Stated task:
Type every record exactly as it appears.

# # # # #

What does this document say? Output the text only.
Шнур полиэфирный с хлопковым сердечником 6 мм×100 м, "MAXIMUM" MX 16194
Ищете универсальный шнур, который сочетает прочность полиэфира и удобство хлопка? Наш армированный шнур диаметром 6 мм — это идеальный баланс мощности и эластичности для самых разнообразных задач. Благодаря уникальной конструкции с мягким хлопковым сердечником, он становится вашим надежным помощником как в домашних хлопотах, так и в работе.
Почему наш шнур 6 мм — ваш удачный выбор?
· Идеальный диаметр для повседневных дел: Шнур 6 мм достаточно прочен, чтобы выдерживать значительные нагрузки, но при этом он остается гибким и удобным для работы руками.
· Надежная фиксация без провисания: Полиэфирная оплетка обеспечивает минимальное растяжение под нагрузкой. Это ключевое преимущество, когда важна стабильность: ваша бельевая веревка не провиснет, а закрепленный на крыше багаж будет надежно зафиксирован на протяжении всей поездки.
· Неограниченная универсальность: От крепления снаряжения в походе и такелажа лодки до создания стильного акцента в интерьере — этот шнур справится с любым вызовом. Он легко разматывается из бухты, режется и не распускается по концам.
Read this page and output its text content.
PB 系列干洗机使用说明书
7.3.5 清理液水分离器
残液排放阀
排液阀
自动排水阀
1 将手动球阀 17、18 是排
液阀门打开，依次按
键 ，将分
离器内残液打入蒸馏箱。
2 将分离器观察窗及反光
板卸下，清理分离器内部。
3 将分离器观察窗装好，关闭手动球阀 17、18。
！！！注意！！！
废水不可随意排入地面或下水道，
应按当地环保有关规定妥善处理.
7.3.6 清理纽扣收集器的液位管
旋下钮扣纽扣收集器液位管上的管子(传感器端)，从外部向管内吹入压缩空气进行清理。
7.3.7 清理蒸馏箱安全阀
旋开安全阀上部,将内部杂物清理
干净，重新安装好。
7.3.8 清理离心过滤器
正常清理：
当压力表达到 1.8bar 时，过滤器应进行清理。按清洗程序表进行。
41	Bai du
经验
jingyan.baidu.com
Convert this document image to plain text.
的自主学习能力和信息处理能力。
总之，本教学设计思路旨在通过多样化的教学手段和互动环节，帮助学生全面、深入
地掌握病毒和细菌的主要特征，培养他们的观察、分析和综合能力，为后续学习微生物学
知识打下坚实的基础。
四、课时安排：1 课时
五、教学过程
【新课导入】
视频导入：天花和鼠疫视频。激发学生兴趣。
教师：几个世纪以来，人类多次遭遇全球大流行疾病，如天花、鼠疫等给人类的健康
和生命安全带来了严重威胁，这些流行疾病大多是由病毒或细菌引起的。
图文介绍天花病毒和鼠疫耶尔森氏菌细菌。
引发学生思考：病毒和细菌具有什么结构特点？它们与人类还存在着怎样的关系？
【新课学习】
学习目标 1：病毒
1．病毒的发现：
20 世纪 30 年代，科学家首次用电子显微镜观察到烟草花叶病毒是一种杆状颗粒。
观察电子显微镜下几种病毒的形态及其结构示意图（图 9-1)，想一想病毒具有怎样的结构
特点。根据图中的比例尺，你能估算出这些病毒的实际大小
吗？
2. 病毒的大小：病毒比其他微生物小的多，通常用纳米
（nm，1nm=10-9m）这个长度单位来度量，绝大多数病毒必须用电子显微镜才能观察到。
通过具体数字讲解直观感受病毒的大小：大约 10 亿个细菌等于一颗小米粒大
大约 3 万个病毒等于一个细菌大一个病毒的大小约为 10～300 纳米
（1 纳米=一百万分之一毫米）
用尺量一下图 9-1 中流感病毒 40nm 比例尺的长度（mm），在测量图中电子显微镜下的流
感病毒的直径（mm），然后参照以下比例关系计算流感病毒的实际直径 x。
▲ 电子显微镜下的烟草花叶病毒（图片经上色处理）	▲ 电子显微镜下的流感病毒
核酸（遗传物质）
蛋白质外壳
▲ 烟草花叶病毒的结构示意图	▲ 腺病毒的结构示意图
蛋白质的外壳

# # # # #

Complete output:
What does this document say? Output the text only.
Шнур полиэфирный с хлопковым сердечником 6 мм×100 м, "MAXIMUM" MX 16194
Ищете универсальный шнур, который сочетает прочность полиэфира и удобство хлопка? Наш армированный шнур диаметром 6 мм — это идеальный баланс мощности и эластичности для самых разнообразных задач. Благодаря уникальной конструкции с мягким хлопковым сердечником, он становится вашим надежным помощником как в домашних хлопотах, так и в работе.
Почему наш шнур 6 мм — ваш удачный выбор?
· Идеальный диаметр для повседневных дел: Шнур 6 мм достаточно прочен, чтобы выдерживать значительные нагрузки, но при этом он остается гибким и удобным для работы руками.
· Надежная фиксация без провисания: Полиэфирная оплетка обеспечивает минимальное растяжение под нагрузкой. Это ключевое преимущество, когда важна стабильность: ваша бельевая веревка не провиснет, а закрепленный на крыше багаж будет надежно зафиксирован на протяжении всей поездки.
· Неограниченная универсальность: От крепления снаряжения в походе и такелажа лодки до создания стильного акцента в интерьере — этот шнур справится с любым вызовом. Он легко разматывается из бухты, режется и не распускается по концам.
Read this page and output its text content.
PB 系列干洗机使用说明书
7.3.5 清理液水分离器
残液排放阀
排液阀
自动排水阀
1 将手动球阀 17、18 是排
液阀门打开，依次按
键 ，将分
离器内残液打入蒸馏箱。
2 将分离器观察窗及反光
板卸下，清理分离器内部。
3 将分离器观察窗装好，关闭手动球阀 17、18。
！！！注意！！！
废水不可随意排入地面或下水道，
应按当地环保有关规定妥善处理.
7.3.6 清理纽扣收集器的液位管
旋下钮扣纽扣收集器液位管上的管子(传感器端)，从外部向管内吹入压缩空气进行清理。
7.3.7 清理蒸馏箱安全阀
旋开安全阀上部,将内部杂物清理
干净，重新安装好。
7.3.8 清理离心过滤器
正常清理：
当压力表达到 1.8bar 时，过滤器应进行清理。按清洗程序表进行。
41	Bai du
经验
jingyan.baidu.com
Convert this document image to plain text.
的自主学习能力和信息处理能力。
总之，本教学设计思路旨在通过多样化的教学手段和互动环节，帮助学生全面、深入
地掌握病毒和细菌的主要特征，培养他们的观察、分析和综合能力，为后续学习微生物学
知识打下坚实的基础。
四、课时安排：1 课时
五、教学过程
【新课导入】
视频导入：天花和鼠疫视频。激发学生兴趣。
教师：几个世纪以来，人类多次遭遇全球大流行疾病，如天花、鼠疫等给人类的健康
和生命安全带来了严重威胁，这些流行疾病大多是由病毒或细菌引起的。
图文介绍天花病毒和鼠疫耶尔森氏菌细菌。
引发学生思考：病毒和细菌具有什么结构特点？它们与人类还存在着怎样的关系？
【新课学习】
学习目标 1：病毒
1．病毒的发现：
20 世纪 30 年代，科学家首次用电子显微镜观察到烟草花叶病毒是一种杆状颗粒。
观察电子显微镜下几种病毒的形态及其结构示意图（图 9-1)，想一想病毒具有怎样的结构
特点。根据图中的比例尺，你能估算出这些病毒的实际大小
吗？
2. 病毒的大小：病毒比其他微生物小的多，通常用纳米
（nm，1nm=10-9m）这个长度单位来度量，绝大多数病毒必须用电子显微镜才能观察到。
通过具体数字讲解直观感受病毒的大小：大约 10 亿个细菌等于一颗小米粒大
大约 3 万个病毒等于一个细菌大一个病毒的大小约为 10～300 纳米
（1 纳米=一百万分之一毫米）
用尺量一下图 9-1 中流感病毒 40nm 比例尺的长度（mm），在测量图中电子显微镜下的流
感病毒的直径（mm），然后参照以下比例关系计算流感病毒的实际直径 x。
▲ 电子显微镜下的烟草花叶病毒（图片经上色处理）	▲ 电子显微镜下的流感病毒
核酸（遗传物质）
蛋白质外壳
▲ 烟草花叶病毒的结构示意图	▲ 腺病毒的结构示意图
蛋白质的外壳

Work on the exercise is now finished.